■ **Information supplied**
....
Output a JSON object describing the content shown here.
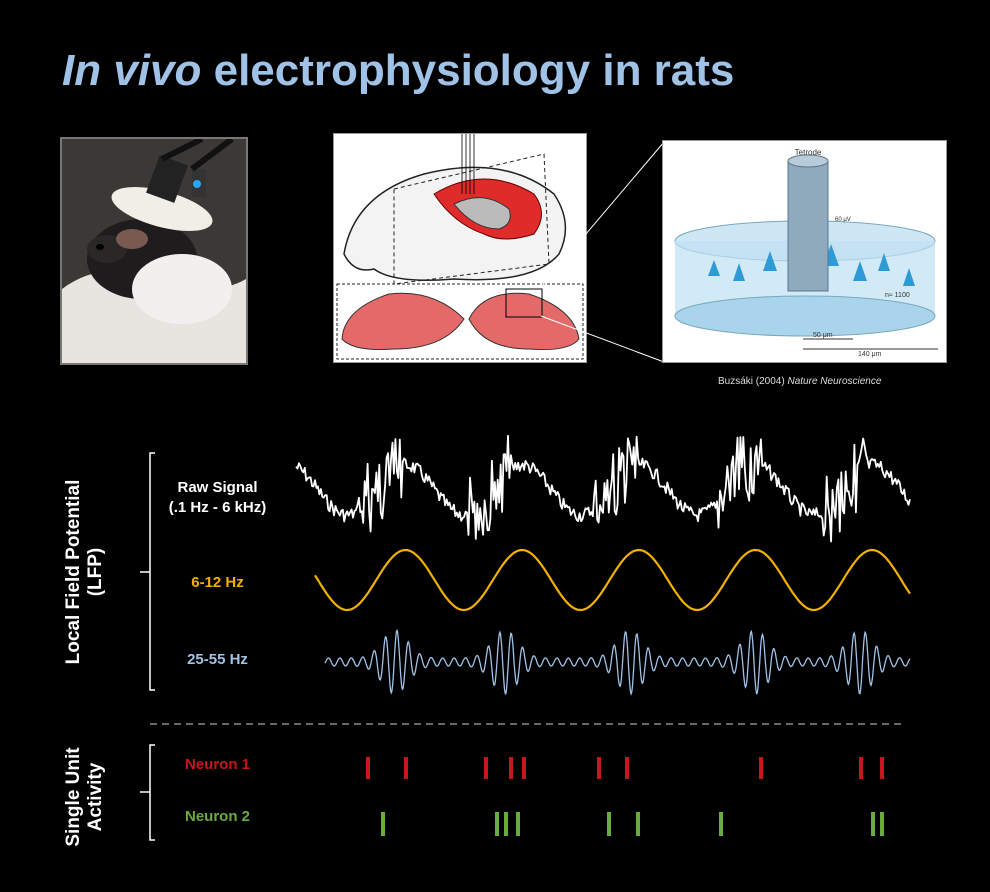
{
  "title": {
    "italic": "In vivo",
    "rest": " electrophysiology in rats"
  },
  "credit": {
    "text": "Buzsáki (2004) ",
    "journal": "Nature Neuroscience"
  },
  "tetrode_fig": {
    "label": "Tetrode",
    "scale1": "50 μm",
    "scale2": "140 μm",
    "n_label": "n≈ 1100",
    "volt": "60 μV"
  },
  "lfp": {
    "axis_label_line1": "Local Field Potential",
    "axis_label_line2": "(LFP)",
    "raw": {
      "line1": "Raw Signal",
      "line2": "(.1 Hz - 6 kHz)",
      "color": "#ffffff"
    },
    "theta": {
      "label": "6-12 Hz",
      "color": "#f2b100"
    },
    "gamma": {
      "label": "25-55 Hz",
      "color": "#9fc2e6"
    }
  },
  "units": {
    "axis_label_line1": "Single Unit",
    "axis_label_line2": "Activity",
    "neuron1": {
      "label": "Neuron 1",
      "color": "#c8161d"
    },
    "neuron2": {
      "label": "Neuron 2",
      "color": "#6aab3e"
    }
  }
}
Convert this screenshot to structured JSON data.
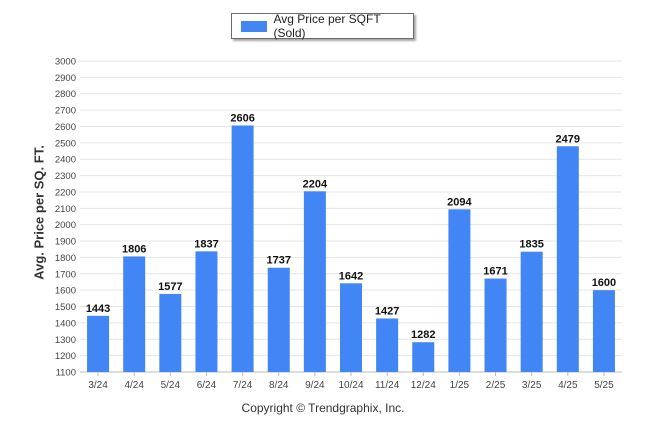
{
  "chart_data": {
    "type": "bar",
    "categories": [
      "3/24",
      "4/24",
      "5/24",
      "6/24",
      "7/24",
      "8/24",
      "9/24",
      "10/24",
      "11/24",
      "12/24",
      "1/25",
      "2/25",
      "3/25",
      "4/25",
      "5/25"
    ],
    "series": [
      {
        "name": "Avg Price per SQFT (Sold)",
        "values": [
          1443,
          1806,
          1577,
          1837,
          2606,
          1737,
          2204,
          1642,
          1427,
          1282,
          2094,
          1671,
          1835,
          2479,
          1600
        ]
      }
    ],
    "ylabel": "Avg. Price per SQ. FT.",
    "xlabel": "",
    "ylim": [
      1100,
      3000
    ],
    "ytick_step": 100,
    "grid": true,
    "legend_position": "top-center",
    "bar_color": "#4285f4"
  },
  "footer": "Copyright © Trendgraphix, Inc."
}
....
■ **Stated goal**
Return every line containing "JSON".

■ **Complete response**
Output a JSON object describing the content shown here.
Convert this screenshot to structured JSON data.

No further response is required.